====== Listed entries ======

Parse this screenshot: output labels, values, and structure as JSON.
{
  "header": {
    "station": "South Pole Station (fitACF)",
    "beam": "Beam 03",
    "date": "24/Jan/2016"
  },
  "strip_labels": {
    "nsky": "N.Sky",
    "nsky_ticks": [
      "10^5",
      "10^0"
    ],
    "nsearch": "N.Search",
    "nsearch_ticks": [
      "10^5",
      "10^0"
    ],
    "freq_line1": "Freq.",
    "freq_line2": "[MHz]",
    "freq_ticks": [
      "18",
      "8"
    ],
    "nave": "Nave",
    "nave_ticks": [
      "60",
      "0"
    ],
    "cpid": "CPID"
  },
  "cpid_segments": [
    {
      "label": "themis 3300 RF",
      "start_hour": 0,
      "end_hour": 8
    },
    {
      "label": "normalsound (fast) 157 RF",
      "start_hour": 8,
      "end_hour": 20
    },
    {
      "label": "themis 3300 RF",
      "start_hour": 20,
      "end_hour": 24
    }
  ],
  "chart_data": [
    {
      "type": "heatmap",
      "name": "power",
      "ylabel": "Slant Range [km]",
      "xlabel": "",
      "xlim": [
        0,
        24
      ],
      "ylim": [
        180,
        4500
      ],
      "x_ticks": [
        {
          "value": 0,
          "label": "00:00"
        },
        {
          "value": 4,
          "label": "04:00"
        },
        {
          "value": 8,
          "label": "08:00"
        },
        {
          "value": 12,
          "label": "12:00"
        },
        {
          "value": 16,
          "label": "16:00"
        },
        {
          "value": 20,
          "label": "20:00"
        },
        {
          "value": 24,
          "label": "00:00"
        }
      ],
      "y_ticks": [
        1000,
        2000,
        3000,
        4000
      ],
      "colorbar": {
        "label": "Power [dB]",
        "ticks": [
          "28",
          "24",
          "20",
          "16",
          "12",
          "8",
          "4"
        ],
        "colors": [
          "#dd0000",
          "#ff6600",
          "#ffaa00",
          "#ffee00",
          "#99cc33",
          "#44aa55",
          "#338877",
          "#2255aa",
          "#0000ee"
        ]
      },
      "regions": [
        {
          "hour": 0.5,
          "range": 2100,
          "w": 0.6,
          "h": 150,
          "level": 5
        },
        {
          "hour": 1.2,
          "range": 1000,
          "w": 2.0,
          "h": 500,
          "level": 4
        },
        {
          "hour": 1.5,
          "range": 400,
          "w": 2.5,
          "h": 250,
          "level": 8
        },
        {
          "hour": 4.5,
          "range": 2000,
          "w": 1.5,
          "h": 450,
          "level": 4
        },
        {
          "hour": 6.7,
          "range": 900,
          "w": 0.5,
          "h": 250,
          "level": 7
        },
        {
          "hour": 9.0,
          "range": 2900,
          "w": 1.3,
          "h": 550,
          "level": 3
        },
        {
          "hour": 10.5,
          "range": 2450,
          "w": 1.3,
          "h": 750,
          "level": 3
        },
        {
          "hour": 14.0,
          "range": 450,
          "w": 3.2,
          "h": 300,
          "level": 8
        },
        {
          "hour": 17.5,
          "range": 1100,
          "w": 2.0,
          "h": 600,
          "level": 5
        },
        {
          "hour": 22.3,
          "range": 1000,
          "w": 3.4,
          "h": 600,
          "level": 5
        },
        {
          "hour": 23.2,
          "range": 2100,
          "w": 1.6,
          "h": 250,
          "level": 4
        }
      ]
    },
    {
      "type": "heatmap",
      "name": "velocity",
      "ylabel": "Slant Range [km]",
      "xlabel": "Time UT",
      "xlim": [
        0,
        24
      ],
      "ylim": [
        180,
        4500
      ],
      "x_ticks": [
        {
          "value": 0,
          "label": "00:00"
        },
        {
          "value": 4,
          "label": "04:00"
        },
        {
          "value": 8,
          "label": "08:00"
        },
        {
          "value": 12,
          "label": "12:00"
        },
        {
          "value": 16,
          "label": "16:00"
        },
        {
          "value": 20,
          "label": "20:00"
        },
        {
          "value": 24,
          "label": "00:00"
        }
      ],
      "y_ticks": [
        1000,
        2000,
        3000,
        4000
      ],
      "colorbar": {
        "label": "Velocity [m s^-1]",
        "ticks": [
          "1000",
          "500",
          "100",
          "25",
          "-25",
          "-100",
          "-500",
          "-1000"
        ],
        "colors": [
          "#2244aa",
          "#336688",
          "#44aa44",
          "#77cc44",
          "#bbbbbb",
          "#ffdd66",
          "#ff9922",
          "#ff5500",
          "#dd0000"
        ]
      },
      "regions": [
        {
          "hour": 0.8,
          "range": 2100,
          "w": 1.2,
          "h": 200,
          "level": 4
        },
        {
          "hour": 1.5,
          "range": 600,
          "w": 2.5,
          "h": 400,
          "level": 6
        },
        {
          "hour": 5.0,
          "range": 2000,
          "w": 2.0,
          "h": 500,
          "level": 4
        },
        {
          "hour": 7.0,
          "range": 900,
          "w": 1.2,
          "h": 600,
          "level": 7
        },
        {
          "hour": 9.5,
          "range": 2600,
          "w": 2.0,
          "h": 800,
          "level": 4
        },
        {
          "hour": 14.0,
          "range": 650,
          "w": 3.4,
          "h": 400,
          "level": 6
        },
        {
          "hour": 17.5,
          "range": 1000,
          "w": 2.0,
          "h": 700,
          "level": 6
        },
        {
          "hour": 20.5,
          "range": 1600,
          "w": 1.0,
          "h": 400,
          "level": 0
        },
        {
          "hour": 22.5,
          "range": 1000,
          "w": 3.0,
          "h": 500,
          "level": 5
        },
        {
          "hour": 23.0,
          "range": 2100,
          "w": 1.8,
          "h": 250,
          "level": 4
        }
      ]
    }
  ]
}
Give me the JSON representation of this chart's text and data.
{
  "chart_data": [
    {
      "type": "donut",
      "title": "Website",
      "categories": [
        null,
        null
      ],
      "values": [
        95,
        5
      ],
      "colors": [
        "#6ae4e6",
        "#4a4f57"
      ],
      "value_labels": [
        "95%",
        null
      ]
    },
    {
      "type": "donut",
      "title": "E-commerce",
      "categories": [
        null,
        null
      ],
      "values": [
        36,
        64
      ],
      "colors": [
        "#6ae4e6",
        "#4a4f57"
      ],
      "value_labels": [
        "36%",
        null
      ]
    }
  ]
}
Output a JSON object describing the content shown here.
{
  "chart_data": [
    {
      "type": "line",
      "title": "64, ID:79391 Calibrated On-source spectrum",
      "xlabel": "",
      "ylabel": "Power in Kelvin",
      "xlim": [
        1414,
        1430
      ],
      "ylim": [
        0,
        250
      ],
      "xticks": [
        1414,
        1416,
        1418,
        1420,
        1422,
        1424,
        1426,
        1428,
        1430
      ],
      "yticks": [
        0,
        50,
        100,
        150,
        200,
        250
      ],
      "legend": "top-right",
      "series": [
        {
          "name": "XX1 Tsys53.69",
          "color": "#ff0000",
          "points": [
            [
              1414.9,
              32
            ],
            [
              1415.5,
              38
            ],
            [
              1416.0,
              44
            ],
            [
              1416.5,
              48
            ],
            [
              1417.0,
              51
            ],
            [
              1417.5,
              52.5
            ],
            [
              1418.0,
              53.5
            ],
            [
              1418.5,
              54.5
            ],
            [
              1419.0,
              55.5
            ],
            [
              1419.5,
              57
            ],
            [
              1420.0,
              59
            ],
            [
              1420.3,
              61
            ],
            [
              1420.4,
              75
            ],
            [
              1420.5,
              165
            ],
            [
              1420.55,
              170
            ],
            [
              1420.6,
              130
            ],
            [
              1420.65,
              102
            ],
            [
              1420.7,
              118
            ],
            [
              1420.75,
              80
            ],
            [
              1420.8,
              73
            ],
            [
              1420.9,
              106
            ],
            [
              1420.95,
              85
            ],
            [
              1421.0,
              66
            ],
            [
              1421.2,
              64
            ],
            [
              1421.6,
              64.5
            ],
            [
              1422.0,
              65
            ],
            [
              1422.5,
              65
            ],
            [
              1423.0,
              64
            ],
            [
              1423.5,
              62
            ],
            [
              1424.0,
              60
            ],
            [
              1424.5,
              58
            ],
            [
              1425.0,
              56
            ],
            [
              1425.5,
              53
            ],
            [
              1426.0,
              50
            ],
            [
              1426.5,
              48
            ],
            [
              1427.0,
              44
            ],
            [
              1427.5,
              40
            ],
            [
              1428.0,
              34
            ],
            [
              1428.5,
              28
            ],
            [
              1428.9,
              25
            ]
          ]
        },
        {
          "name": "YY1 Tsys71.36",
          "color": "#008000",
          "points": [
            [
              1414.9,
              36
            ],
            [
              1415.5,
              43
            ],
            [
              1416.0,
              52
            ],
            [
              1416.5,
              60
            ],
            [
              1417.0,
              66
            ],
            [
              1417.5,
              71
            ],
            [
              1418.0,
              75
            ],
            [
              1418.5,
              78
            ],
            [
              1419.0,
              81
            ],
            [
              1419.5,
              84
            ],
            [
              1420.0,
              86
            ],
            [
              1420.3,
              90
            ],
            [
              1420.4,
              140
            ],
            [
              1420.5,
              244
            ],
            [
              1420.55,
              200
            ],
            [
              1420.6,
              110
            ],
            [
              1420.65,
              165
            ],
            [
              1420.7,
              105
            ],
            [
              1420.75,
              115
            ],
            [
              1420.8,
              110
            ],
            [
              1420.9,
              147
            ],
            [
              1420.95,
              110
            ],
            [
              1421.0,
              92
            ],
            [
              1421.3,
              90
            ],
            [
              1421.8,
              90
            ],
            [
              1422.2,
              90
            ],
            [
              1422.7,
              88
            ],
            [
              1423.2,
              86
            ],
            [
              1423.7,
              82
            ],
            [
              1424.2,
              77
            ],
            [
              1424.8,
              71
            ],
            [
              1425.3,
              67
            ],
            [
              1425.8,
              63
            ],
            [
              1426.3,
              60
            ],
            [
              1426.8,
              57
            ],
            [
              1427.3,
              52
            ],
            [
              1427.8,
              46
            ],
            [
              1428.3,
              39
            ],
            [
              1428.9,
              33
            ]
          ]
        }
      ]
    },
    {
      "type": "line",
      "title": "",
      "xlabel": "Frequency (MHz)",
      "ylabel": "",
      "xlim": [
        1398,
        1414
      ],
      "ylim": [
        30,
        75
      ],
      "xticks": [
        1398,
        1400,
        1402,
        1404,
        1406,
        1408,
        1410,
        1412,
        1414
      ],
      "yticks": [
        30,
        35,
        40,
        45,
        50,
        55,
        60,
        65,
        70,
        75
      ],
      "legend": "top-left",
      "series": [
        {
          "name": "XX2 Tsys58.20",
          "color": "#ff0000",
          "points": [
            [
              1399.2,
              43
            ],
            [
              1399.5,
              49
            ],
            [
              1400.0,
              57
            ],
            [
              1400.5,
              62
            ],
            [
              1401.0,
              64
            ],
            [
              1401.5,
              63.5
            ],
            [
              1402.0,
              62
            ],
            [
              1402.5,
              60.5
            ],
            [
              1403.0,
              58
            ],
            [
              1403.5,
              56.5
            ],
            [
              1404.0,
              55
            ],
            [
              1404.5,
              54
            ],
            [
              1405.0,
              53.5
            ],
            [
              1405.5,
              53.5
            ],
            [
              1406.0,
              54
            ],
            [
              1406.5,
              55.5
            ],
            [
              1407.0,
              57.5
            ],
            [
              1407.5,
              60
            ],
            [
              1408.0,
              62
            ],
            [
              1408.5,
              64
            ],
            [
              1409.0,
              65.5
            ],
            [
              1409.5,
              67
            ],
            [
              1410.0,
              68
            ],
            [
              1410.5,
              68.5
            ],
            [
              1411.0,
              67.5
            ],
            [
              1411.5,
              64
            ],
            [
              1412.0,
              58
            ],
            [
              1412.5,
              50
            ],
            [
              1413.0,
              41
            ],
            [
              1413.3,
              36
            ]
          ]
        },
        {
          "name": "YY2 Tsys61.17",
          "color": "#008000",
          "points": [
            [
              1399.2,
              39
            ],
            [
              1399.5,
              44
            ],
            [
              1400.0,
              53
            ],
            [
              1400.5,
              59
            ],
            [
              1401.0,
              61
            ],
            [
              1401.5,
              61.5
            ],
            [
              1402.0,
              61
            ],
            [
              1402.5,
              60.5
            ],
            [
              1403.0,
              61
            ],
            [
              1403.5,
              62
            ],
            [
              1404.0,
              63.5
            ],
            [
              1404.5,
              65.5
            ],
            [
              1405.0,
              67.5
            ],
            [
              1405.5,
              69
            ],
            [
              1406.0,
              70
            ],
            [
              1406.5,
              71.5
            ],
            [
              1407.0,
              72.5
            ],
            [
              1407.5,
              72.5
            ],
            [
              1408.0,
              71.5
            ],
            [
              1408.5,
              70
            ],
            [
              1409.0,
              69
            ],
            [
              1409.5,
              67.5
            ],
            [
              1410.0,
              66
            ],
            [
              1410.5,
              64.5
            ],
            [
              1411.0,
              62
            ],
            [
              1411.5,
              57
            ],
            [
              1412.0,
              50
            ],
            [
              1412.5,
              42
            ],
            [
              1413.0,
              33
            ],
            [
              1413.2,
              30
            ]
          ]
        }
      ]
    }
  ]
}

======

Requirement: Collect, from the material above, every line containing the word "xlabel".

Reply:
      "xlabel": "",
      "xlabel": "Time UT",
      "xlabel": "",
      "xlabel": "Frequency (MHz)",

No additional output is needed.